What the exercise asks
Repeat all of the data precisely.

Dataset excerpts
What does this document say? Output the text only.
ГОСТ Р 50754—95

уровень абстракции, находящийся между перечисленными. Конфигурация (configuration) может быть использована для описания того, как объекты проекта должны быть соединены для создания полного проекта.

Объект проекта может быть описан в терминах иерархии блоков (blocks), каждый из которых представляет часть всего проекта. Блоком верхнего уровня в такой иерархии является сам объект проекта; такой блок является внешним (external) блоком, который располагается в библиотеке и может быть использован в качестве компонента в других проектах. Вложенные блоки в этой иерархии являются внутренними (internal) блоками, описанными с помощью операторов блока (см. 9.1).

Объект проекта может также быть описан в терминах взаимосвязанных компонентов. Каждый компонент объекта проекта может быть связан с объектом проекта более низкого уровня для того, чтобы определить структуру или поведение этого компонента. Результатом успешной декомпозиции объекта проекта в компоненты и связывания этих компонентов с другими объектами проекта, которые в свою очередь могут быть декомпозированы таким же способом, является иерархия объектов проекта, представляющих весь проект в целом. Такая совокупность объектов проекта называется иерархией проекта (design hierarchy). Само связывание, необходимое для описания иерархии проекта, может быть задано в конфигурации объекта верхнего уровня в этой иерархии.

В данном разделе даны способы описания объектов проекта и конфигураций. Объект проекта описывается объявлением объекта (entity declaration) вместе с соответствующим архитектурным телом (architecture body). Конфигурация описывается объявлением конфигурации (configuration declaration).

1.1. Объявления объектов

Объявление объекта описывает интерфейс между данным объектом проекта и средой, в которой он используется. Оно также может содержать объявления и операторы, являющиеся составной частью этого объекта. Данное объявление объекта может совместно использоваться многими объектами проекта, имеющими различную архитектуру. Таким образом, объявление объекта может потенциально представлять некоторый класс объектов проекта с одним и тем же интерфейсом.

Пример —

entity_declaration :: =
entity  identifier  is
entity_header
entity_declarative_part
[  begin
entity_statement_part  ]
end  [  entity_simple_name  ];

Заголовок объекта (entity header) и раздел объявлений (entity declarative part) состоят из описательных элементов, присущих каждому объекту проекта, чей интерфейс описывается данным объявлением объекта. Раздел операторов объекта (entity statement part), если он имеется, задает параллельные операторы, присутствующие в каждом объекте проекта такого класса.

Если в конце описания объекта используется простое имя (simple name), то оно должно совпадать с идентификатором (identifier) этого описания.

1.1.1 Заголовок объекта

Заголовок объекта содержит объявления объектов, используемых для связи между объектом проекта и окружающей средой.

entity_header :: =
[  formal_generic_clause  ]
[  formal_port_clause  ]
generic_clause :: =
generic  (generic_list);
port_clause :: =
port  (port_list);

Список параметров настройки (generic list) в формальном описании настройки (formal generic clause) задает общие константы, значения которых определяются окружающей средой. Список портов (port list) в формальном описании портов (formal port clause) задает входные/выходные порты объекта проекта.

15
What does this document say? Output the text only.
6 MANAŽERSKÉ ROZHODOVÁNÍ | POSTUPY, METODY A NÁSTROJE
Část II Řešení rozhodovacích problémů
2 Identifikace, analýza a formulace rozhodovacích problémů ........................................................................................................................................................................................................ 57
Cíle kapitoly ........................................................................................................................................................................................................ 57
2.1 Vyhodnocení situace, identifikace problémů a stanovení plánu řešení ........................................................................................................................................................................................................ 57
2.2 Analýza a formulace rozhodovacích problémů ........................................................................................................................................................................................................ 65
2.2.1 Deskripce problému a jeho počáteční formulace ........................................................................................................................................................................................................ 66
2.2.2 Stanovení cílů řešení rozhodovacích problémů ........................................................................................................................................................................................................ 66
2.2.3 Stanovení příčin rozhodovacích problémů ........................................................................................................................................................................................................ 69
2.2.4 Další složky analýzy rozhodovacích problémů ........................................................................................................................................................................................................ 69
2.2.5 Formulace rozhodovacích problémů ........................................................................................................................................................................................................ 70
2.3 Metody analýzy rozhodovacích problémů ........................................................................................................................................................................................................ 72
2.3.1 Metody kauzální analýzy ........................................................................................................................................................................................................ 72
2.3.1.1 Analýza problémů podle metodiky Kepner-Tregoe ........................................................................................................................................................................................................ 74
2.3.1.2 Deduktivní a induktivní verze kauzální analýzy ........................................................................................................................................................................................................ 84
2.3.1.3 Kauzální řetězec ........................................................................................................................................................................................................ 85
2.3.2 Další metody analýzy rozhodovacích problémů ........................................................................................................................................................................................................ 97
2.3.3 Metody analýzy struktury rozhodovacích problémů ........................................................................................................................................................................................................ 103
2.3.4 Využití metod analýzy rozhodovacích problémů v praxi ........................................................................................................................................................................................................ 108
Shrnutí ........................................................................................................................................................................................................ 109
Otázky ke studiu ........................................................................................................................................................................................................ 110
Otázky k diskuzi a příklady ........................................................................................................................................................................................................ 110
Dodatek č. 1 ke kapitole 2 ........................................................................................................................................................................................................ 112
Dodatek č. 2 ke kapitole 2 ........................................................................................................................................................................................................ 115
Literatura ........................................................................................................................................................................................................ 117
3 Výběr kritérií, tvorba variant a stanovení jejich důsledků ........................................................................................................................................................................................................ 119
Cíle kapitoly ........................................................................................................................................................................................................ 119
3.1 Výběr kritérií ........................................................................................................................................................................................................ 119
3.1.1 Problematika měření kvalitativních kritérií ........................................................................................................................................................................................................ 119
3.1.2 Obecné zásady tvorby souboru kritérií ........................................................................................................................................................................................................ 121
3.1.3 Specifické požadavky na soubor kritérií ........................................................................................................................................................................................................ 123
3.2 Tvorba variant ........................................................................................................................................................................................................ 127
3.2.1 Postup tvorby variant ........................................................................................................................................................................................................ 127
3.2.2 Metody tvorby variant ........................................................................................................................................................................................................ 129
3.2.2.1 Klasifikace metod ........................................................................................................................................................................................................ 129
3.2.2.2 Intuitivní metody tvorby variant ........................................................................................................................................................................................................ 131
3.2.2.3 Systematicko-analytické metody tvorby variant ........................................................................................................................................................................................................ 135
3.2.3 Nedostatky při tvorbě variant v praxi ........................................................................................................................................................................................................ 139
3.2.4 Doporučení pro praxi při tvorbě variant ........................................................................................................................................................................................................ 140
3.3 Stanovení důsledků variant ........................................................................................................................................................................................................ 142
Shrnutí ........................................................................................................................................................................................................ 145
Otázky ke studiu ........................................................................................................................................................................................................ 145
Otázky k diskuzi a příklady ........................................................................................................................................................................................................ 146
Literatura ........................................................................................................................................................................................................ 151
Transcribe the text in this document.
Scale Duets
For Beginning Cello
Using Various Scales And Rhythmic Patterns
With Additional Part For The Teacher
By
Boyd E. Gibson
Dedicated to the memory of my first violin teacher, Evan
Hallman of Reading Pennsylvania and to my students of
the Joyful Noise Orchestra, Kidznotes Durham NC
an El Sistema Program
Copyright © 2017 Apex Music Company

Solution to the exercise
What does this document say? Output the text only.
ГОСТ Р 50754—95

уровень абстракции, находящийся между перечисленными. Конфигурация (configuration) может быть использована для описания того, как объекты проекта должны быть соединены для создания полного проекта.

Объект проекта может быть описан в терминах иерархии блоков (blocks), каждый из которых представляет часть всего проекта. Блоком верхнего уровня в такой иерархии является сам объект проекта; такой блок является внешним (external) блоком, который располагается в библиотеке и может быть использован в качестве компонента в других проектах. Вложенные блоки в этой иерархии являются внутренними (internal) блоками, описанными с помощью операторов блока (см. 9.1).

Объект проекта может также быть описан в терминах взаимосвязанных компонентов. Каждый компонент объекта проекта может быть связан с объектом проекта более низкого уровня для того, чтобы определить структуру или поведение этого компонента. Результатом успешной декомпозиции объекта проекта в компоненты и связывания этих компонентов с другими объектами проекта, которые в свою очередь могут быть декомпозированы таким же способом, является иерархия объектов проекта, представляющих весь проект в целом. Такая совокупность объектов проекта называется иерархией проекта (design hierarchy). Само связывание, необходимое для описания иерархии проекта, может быть задано в конфигурации объекта верхнего уровня в этой иерархии.

В данном разделе даны способы описания объектов проекта и конфигураций. Объект проекта описывается объявлением объекта (entity declaration) вместе с соответствующим архитектурным телом (architecture body). Конфигурация описывается объявлением конфигурации (configuration declaration).

1.1. Объявления объектов

Объявление объекта описывает интерфейс между данным объектом проекта и средой, в которой он используется. Оно также может содержать объявления и операторы, являющиеся составной частью этого объекта. Данное объявление объекта может совместно использоваться многими объектами проекта, имеющими различную архитектуру. Таким образом, объявление объекта может потенциально представлять некоторый класс объектов проекта с одним и тем же интерфейсом.

Пример —

entity_declaration :: =
entity  identifier  is
entity_header
entity_declarative_part
[  begin
entity_statement_part  ]
end  [  entity_simple_name  ];

Заголовок объекта (entity header) и раздел объявлений (entity declarative part) состоят из описательных элементов, присущих каждому объекту проекта, чей интерфейс описывается данным объявлением объекта. Раздел операторов объекта (entity statement part), если он имеется, задает параллельные операторы, присутствующие в каждом объекте проекта такого класса.

Если в конце описания объекта используется простое имя (simple name), то оно должно совпадать с идентификатором (identifier) этого описания.

1.1.1 Заголовок объекта

Заголовок объекта содержит объявления объектов, используемых для связи между объектом проекта и окружающей средой.

entity_header :: =
[  formal_generic_clause  ]
[  formal_port_clause  ]
generic_clause :: =
generic  (generic_list);
port_clause :: =
port  (port_list);

Список параметров настройки (generic list) в формальном описании настройки (formal generic clause) задает общие константы, значения которых определяются окружающей средой. Список портов (port list) в формальном описании портов (formal port clause) задает входные/выходные порты объекта проекта.

15
What does this document say? Output the text only.
6 MANAŽERSKÉ ROZHODOVÁNÍ | POSTUPY, METODY A NÁSTROJE
Část II Řešení rozhodovacích problémů
2 Identifikace, analýza a formulace rozhodovacích problémů ........................................................................................................................................................................................................ 57
Cíle kapitoly ........................................................................................................................................................................................................ 57
2.1 Vyhodnocení situace, identifikace problémů a stanovení plánu řešení ........................................................................................................................................................................................................ 57
2.2 Analýza a formulace rozhodovacích problémů ........................................................................................................................................................................................................ 65
2.2.1 Deskripce problému a jeho počáteční formulace ........................................................................................................................................................................................................ 66
2.2.2 Stanovení cílů řešení rozhodovacích problémů ........................................................................................................................................................................................................ 66
2.2.3 Stanovení příčin rozhodovacích problémů ........................................................................................................................................................................................................ 69
2.2.4 Další složky analýzy rozhodovacích problémů ........................................................................................................................................................................................................ 69
2.2.5 Formulace rozhodovacích problémů ........................................................................................................................................................................................................ 70
2.3 Metody analýzy rozhodovacích problémů ........................................................................................................................................................................................................ 72
2.3.1 Metody kauzální analýzy ........................................................................................................................................................................................................ 72
2.3.1.1 Analýza problémů podle metodiky Kepner-Tregoe ........................................................................................................................................................................................................ 74
2.3.1.2 Deduktivní a induktivní verze kauzální analýzy ........................................................................................................................................................................................................ 84
2.3.1.3 Kauzální řetězec ........................................................................................................................................................................................................ 85
2.3.2 Další metody analýzy rozhodovacích problémů ........................................................................................................................................................................................................ 97
2.3.3 Metody analýzy struktury rozhodovacích problémů ........................................................................................................................................................................................................ 103
2.3.4 Využití metod analýzy rozhodovacích problémů v praxi ........................................................................................................................................................................................................ 108
Shrnutí ........................................................................................................................................................................................................ 109
Otázky ke studiu ........................................................................................................................................................................................................ 110
Otázky k diskuzi a příklady ........................................................................................................................................................................................................ 110
Dodatek č. 1 ke kapitole 2 ........................................................................................................................................................................................................ 112
Dodatek č. 2 ke kapitole 2 ........................................................................................................................................................................................................ 115
Literatura ........................................................................................................................................................................................................ 117
3 Výběr kritérií, tvorba variant a stanovení jejich důsledků ........................................................................................................................................................................................................ 119
Cíle kapitoly ........................................................................................................................................................................................................ 119
3.1 Výběr kritérií ........................................................................................................................................................................................................ 119
3.1.1 Problematika měření kvalitativních kritérií ........................................................................................................................................................................................................ 119
3.1.2 Obecné zásady tvorby souboru kritérií ........................................................................................................................................................................................................ 121
3.1.3 Specifické požadavky na soubor kritérií ........................................................................................................................................................................................................ 123
3.2 Tvorba variant ........................................................................................................................................................................................................ 127
3.2.1 Postup tvorby variant ........................................................................................................................................................................................................ 127
3.2.2 Metody tvorby variant ........................................................................................................................................................................................................ 129
3.2.2.1 Klasifikace metod ........................................................................................................................................................................................................ 129
3.2.2.2 Intuitivní metody tvorby variant ........................................................................................................................................................................................................ 131
3.2.2.3 Systematicko-analytické metody tvorby variant ........................................................................................................................................................................................................ 135
3.2.3 Nedostatky při tvorbě variant v praxi ........................................................................................................................................................................................................ 139
3.2.4 Doporučení pro praxi při tvorbě variant ........................................................................................................................................................................................................ 140
3.3 Stanovení důsledků variant ........................................................................................................................................................................................................ 142
Shrnutí ........................................................................................................................................................................................................ 145
Otázky ke studiu ........................................................................................................................................................................................................ 145
Otázky k diskuzi a příklady ........................................................................................................................................................................................................ 146
Literatura ........................................................................................................................................................................................................ 151
Transcribe the text in this document.
Scale Duets
For Beginning Cello
Using Various Scales And Rhythmic Patterns
With Additional Part For The Teacher
By
Boyd E. Gibson
Dedicated to the memory of my first violin teacher, Evan
Hallman of Reading Pennsylvania and to my students of
the Joyful Noise Orchestra, Kidznotes Durham NC
an El Sistema Program
Copyright © 2017 Apex Music Company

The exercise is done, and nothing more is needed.